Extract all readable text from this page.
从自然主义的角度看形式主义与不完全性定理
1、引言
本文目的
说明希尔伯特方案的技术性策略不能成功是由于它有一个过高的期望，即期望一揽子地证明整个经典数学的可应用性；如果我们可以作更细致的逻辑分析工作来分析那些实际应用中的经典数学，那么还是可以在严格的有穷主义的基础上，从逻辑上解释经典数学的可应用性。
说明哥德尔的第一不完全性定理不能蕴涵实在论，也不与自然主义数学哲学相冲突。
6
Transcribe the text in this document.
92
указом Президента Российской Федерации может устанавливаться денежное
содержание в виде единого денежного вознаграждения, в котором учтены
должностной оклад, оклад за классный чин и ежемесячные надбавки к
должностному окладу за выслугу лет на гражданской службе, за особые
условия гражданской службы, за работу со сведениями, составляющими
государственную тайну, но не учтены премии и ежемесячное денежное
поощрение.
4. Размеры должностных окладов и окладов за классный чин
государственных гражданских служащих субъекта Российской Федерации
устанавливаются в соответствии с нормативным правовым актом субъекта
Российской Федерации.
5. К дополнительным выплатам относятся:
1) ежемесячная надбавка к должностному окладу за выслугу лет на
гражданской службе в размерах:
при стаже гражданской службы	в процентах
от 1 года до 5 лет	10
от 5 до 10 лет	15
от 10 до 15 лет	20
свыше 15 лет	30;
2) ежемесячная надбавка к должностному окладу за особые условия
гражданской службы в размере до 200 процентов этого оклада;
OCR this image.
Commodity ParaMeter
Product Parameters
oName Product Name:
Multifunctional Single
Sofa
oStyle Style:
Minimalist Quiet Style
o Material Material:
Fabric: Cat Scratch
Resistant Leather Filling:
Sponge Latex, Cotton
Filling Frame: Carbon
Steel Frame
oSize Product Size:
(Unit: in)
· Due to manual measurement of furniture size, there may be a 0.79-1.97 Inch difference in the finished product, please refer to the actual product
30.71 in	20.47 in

> **SET TASK**
Every line of the data above should be reproduced word for word.

> **WRITTEN ANSWER**
Extract all readable text from this page.
从自然主义的角度看形式主义与不完全性定理
1、引言
本文目的
说明希尔伯特方案的技术性策略不能成功是由于它有一个过高的期望，即期望一揽子地证明整个经典数学的可应用性；如果我们可以作更细致的逻辑分析工作来分析那些实际应用中的经典数学，那么还是可以在严格的有穷主义的基础上，从逻辑上解释经典数学的可应用性。
说明哥德尔的第一不完全性定理不能蕴涵实在论，也不与自然主义数学哲学相冲突。
6
Transcribe the text in this document.
92
указом Президента Российской Федерации может устанавливаться денежное
содержание в виде единого денежного вознаграждения, в котором учтены
должностной оклад, оклад за классный чин и ежемесячные надбавки к
должностному окладу за выслугу лет на гражданской службе, за особые
условия гражданской службы, за работу со сведениями, составляющими
государственную тайну, но не учтены премии и ежемесячное денежное
поощрение.
4. Размеры должностных окладов и окладов за классный чин
государственных гражданских служащих субъекта Российской Федерации
устанавливаются в соответствии с нормативным правовым актом субъекта
Российской Федерации.
5. К дополнительным выплатам относятся:
1) ежемесячная надбавка к должностному окладу за выслугу лет на
гражданской службе в размерах:
при стаже гражданской службы	в процентах
от 1 года до 5 лет	10
от 5 до 10 лет	15
от 10 до 15 лет	20
свыше 15 лет	30;
2) ежемесячная надбавка к должностному окладу за особые условия
гражданской службы в размере до 200 процентов этого оклада;
OCR this image.
Commodity ParaMeter
Product Parameters
oName Product Name:
Multifunctional Single
Sofa
oStyle Style:
Minimalist Quiet Style
o Material Material:
Fabric: Cat Scratch
Resistant Leather Filling:
Sponge Latex, Cotton
Filling Frame: Carbon
Steel Frame
oSize Product Size:
(Unit: in)
· Due to manual measurement of furniture size, there may be a 0.79-1.97 Inch difference in the finished product, please refer to the actual product
30.71 in	20.47 in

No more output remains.